TO DO
Select each line where the word "reducing" appears.

○ ○ ○ ○

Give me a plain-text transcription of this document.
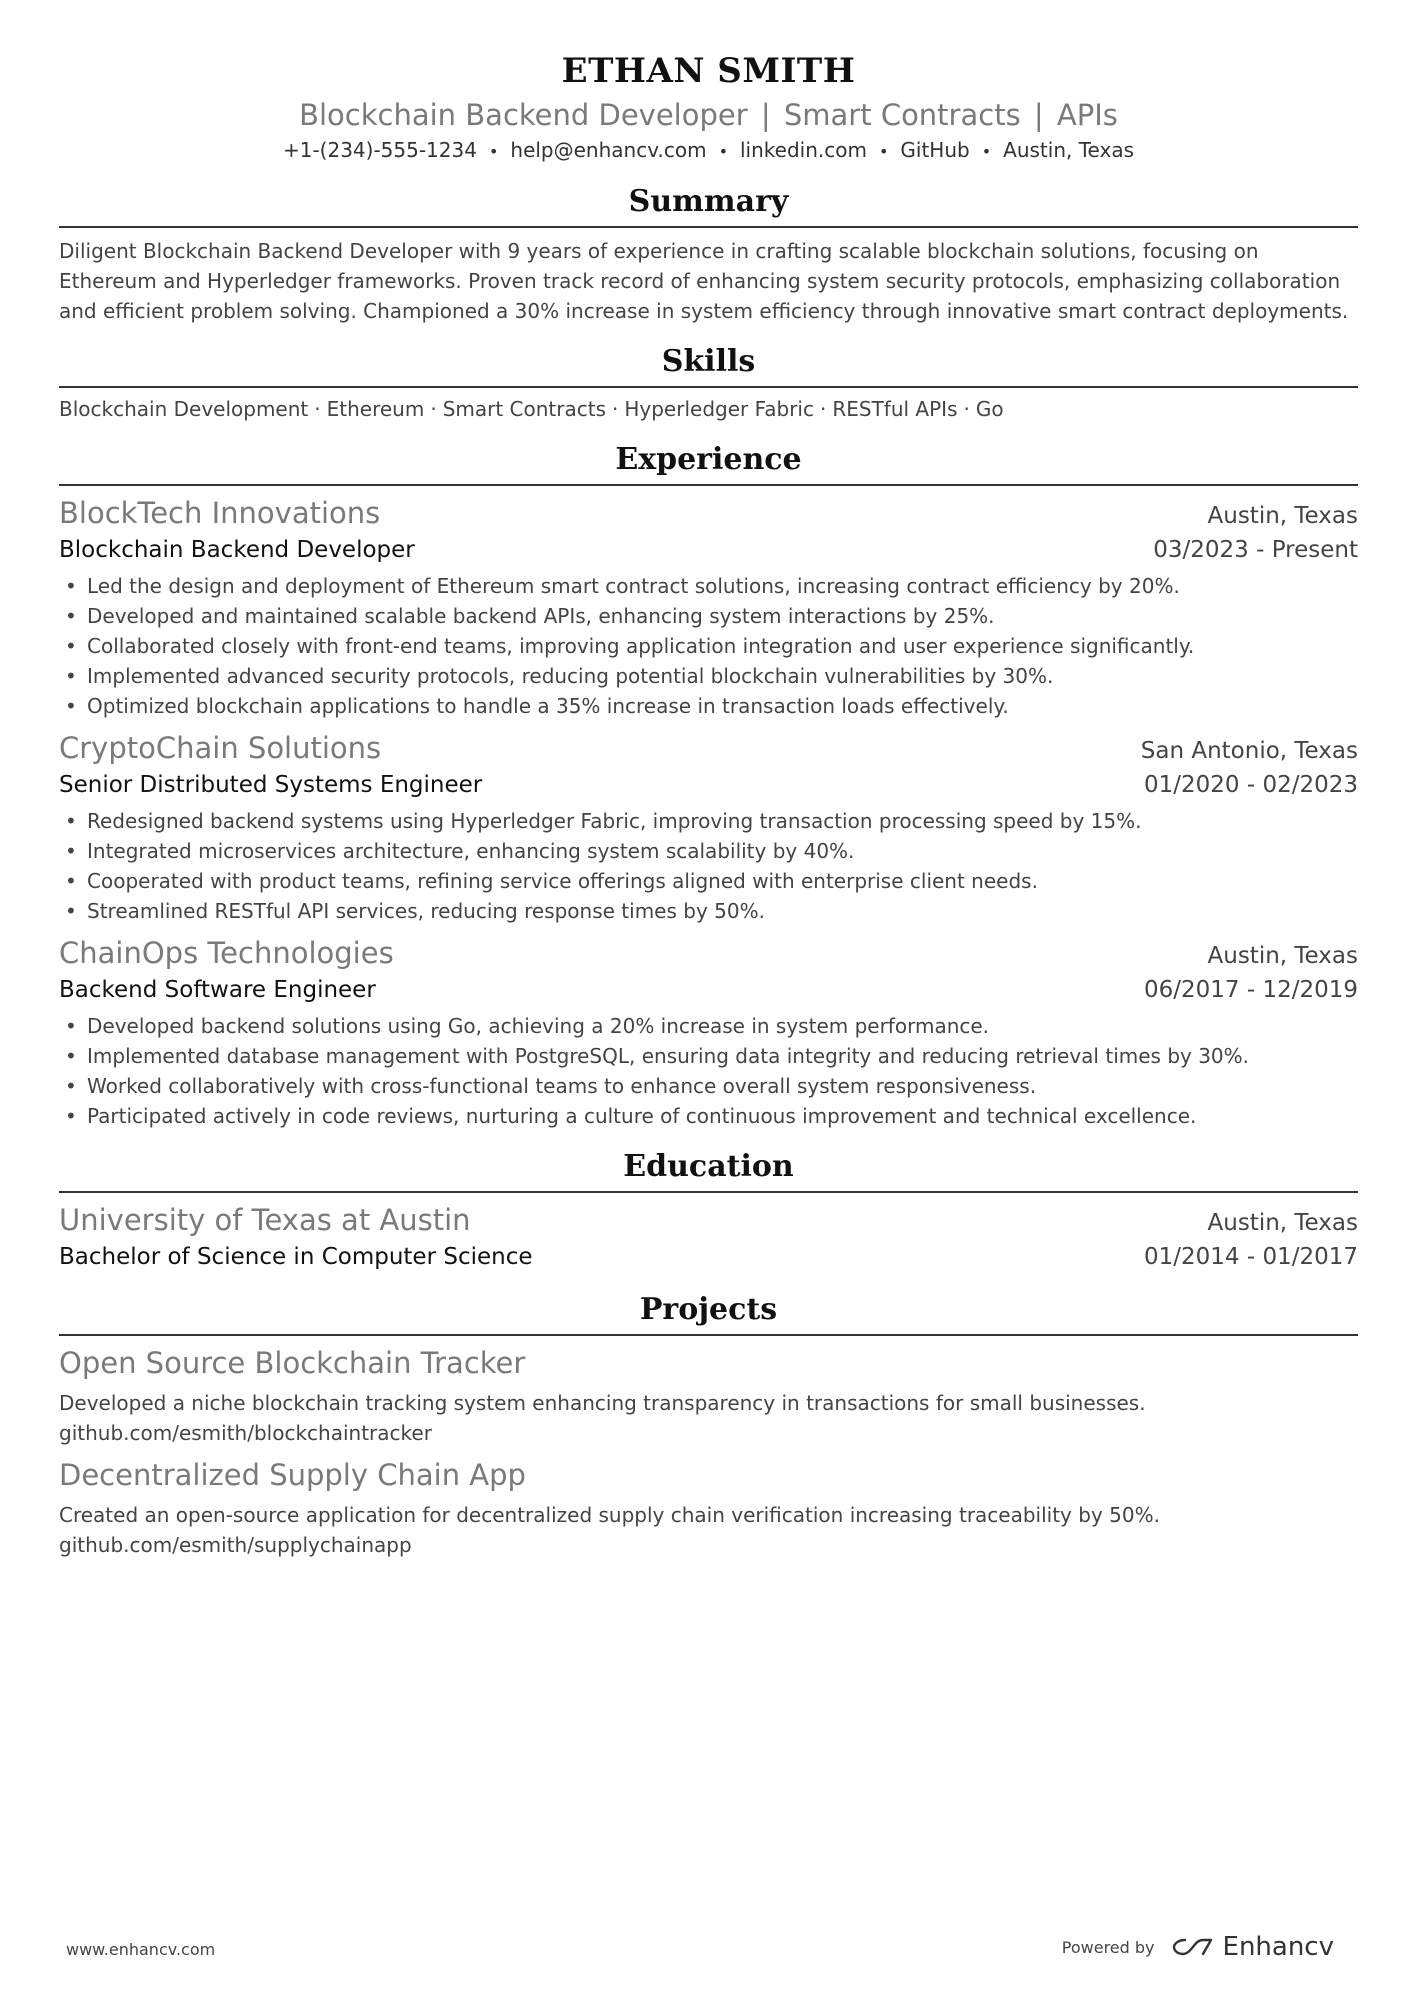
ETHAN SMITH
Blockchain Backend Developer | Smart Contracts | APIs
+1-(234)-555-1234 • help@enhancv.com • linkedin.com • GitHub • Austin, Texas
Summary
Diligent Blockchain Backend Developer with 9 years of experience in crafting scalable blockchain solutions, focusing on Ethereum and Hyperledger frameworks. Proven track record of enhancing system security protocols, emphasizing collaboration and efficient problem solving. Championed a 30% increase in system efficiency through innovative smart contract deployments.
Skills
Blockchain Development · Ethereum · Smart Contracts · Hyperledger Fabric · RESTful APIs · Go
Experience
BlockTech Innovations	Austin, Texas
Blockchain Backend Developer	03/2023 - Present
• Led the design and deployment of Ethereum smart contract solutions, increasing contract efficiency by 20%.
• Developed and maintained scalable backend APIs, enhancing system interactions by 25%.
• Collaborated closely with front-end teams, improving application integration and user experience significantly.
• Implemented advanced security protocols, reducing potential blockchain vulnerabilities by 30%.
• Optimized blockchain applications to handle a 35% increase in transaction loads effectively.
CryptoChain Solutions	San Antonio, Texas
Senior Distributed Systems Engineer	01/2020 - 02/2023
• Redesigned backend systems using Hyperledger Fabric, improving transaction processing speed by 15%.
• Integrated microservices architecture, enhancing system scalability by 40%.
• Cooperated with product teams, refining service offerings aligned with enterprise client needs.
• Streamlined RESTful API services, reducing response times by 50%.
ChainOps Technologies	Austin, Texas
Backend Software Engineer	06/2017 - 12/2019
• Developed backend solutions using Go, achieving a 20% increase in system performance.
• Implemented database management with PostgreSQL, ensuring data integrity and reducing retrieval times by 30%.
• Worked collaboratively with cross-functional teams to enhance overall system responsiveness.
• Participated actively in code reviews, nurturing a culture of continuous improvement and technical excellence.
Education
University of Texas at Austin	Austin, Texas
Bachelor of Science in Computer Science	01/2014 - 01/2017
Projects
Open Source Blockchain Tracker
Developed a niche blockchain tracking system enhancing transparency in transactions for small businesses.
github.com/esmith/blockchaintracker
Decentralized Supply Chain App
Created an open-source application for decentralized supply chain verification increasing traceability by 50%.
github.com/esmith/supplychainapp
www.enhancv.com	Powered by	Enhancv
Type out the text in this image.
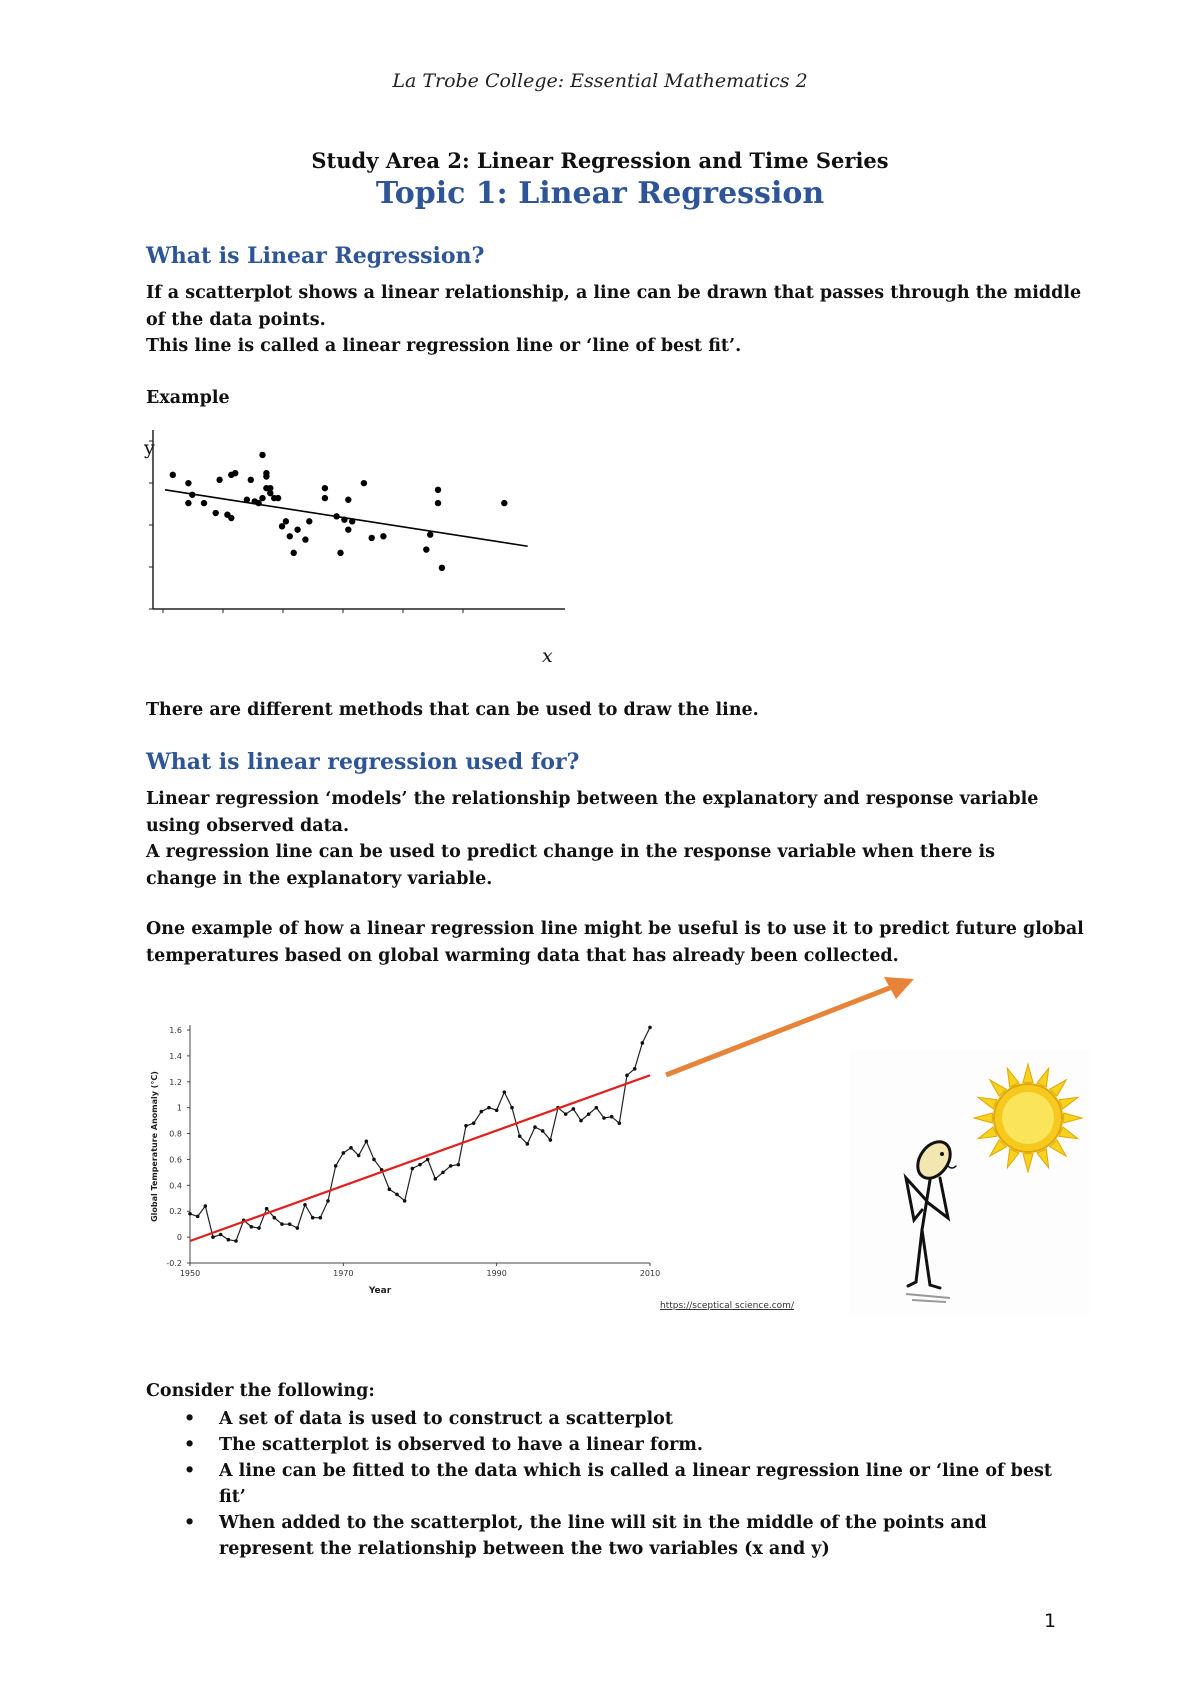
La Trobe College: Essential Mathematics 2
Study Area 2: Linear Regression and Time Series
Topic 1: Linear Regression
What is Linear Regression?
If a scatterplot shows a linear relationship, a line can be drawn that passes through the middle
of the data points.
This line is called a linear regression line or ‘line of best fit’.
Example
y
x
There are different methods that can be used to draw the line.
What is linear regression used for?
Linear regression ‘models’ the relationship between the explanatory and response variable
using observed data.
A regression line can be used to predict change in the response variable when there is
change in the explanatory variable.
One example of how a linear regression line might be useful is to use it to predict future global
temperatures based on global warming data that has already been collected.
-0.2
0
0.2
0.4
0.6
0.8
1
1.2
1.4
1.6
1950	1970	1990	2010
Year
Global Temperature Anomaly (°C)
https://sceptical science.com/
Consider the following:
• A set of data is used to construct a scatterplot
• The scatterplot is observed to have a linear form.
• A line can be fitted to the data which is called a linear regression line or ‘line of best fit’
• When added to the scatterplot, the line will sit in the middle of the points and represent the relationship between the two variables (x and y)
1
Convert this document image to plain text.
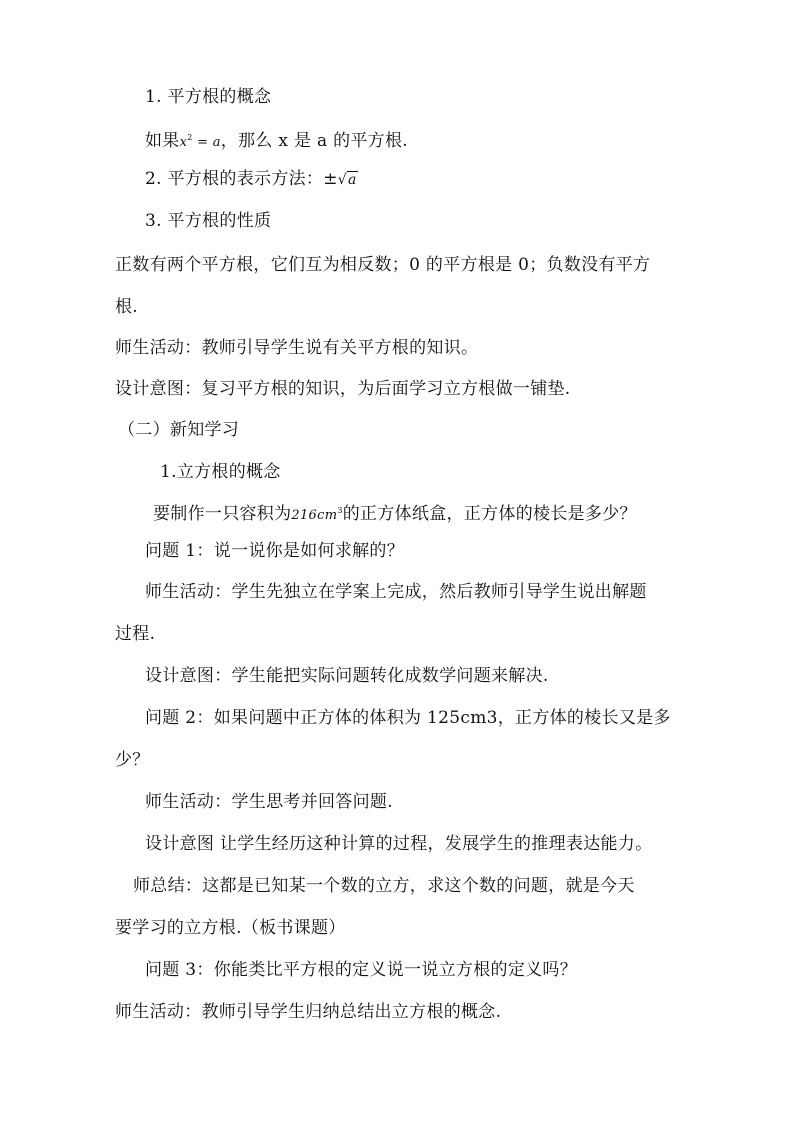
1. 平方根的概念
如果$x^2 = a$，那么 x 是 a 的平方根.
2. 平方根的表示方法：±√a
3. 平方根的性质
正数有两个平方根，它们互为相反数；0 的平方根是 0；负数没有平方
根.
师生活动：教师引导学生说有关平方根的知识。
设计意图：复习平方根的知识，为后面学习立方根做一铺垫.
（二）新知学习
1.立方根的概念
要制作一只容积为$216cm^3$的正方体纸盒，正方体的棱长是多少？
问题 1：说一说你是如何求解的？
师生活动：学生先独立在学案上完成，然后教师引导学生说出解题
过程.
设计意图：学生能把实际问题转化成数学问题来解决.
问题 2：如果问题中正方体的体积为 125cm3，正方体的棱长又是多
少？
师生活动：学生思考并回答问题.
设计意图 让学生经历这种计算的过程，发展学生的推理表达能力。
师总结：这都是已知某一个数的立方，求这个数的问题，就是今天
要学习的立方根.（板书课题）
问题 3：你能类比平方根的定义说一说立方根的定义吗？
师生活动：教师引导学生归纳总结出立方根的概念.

○ ○ ○ ○

EXERCISE ANSWER
• Implemented advanced security protocols, reducing potential blockchain vulnerabilities by 30%.
• Streamlined RESTful API services, reducing response times by 50%.
• Implemented database management with PostgreSQL, ensuring data integrity and reducing retrieval times by 30%.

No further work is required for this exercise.